**Objective**
Copy every record below exactly as written, but leave out the pictures.

[Records from a collection]
══════

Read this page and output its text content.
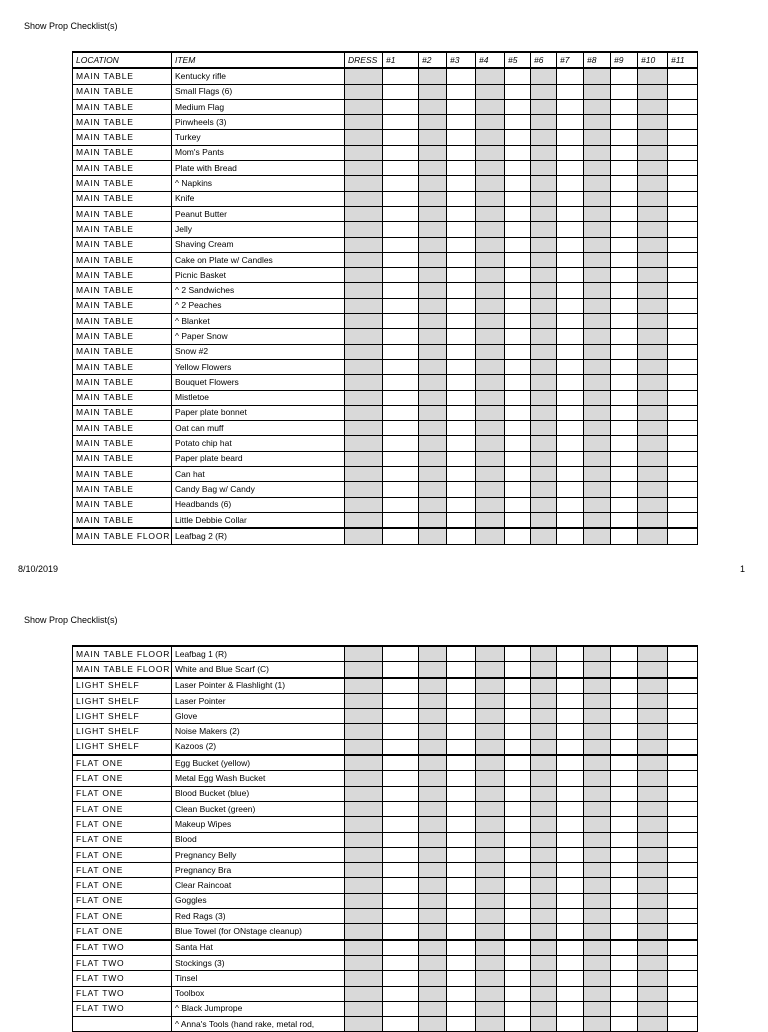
Show Prop Checklist(s)
LOCATION	ITEM	DRESS	#1	#2	#3	#4	#5	#6	#7	#8	#9	#10	#11
MAIN TABLE	Kentucky rifle												
MAIN TABLE	Small Flags (6)												
MAIN TABLE	Medium Flag												
MAIN TABLE	Pinwheels (3)												
MAIN TABLE	Turkey												
MAIN TABLE	Mom's Pants												
MAIN TABLE	Plate with Bread												
MAIN TABLE	^ Napkins												
MAIN TABLE	Knife												
MAIN TABLE	Peanut Butter												
MAIN TABLE	Jelly												
MAIN TABLE	Shaving Cream												
MAIN TABLE	Cake on Plate w/ Candles												
MAIN TABLE	Picnic Basket												
MAIN TABLE	^ 2 Sandwiches												
MAIN TABLE	^ 2 Peaches												
MAIN TABLE	^ Blanket												
MAIN TABLE	^ Paper Snow												
MAIN TABLE	Snow #2												
MAIN TABLE	Yellow Flowers												
MAIN TABLE	Bouquet Flowers												
MAIN TABLE	Mistletoe												
MAIN TABLE	Paper plate bonnet												
MAIN TABLE	Oat can muff												
MAIN TABLE	Potato chip hat												
MAIN TABLE	Paper plate beard												
MAIN TABLE	Can hat												
MAIN TABLE	Candy Bag w/ Candy												
MAIN TABLE	Headbands (6)												
MAIN TABLE	Little Debbie Collar												
MAIN TABLE FLOOR	Leafbag 2 (R)												
8/10/2019	1
Show Prop Checklist(s)
MAIN TABLE FLOOR	Leafbag 1 (R)												
MAIN TABLE FLOOR	White and Blue Scarf (C)												
LIGHT SHELF	Laser Pointer & Flashlight (1)												
LIGHT SHELF	Laser Pointer												
LIGHT SHELF	Glove												
LIGHT SHELF	Noise Makers (2)												
LIGHT SHELF	Kazoos (2)												
FLAT ONE	Egg Bucket (yellow)												
FLAT ONE	Metal Egg Wash Bucket												
FLAT ONE	Blood Bucket (blue)												
FLAT ONE	Clean Bucket (green)												
FLAT ONE	Makeup Wipes												
FLAT ONE	Blood												
FLAT ONE	Pregnancy Belly												
FLAT ONE	Pregnancy Bra												
FLAT ONE	Clear Raincoat												
FLAT ONE	Goggles												
FLAT ONE	Red Rags (3)												
FLAT ONE	Blue Towel (for ONstage cleanup)												
FLAT TWO	Santa Hat												
FLAT TWO	Stockings (3)												
FLAT TWO	Tinsel												
FLAT TWO	Toolbox												
FLAT TWO	^ Black Jumprope												
	^ Anna's Tools (hand rake, metal rod,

══════

**Result**
Read this page and output its text content.
Show Prop Checklist(s)
LOCATION	ITEM	DRESS	#1	#2	#3	#4	#5	#6	#7	#8	#9	#10	#11
MAIN TABLE	Kentucky rifle												
MAIN TABLE	Small Flags (6)												
MAIN TABLE	Medium Flag												
MAIN TABLE	Pinwheels (3)												
MAIN TABLE	Turkey												
MAIN TABLE	Mom's Pants												
MAIN TABLE	Plate with Bread												
MAIN TABLE	^ Napkins												
MAIN TABLE	Knife												
MAIN TABLE	Peanut Butter												
MAIN TABLE	Jelly												
MAIN TABLE	Shaving Cream												
MAIN TABLE	Cake on Plate w/ Candles												
MAIN TABLE	Picnic Basket												
MAIN TABLE	^ 2 Sandwiches												
MAIN TABLE	^ 2 Peaches												
MAIN TABLE	^ Blanket												
MAIN TABLE	^ Paper Snow												
MAIN TABLE	Snow #2												
MAIN TABLE	Yellow Flowers												
MAIN TABLE	Bouquet Flowers												
MAIN TABLE	Mistletoe												
MAIN TABLE	Paper plate bonnet												
MAIN TABLE	Oat can muff												
MAIN TABLE	Potato chip hat												
MAIN TABLE	Paper plate beard												
MAIN TABLE	Can hat												
MAIN TABLE	Candy Bag w/ Candy												
MAIN TABLE	Headbands (6)												
MAIN TABLE	Little Debbie Collar												
MAIN TABLE FLOOR	Leafbag 2 (R)												
8/10/2019	1
Show Prop Checklist(s)
MAIN TABLE FLOOR	Leafbag 1 (R)												
MAIN TABLE FLOOR	White and Blue Scarf (C)												
LIGHT SHELF	Laser Pointer & Flashlight (1)												
LIGHT SHELF	Laser Pointer												
LIGHT SHELF	Glove												
LIGHT SHELF	Noise Makers (2)												
LIGHT SHELF	Kazoos (2)												
FLAT ONE	Egg Bucket (yellow)												
FLAT ONE	Metal Egg Wash Bucket												
FLAT ONE	Blood Bucket (blue)												
FLAT ONE	Clean Bucket (green)												
FLAT ONE	Makeup Wipes												
FLAT ONE	Blood												
FLAT ONE	Pregnancy Belly												
FLAT ONE	Pregnancy Bra												
FLAT ONE	Clear Raincoat												
FLAT ONE	Goggles												
FLAT ONE	Red Rags (3)												
FLAT ONE	Blue Towel (for ONstage cleanup)												
FLAT TWO	Santa Hat												
FLAT TWO	Stockings (3)												
FLAT TWO	Tinsel												
FLAT TWO	Toolbox												
FLAT TWO	^ Black Jumprope												
	^ Anna's Tools (hand rake, metal rod,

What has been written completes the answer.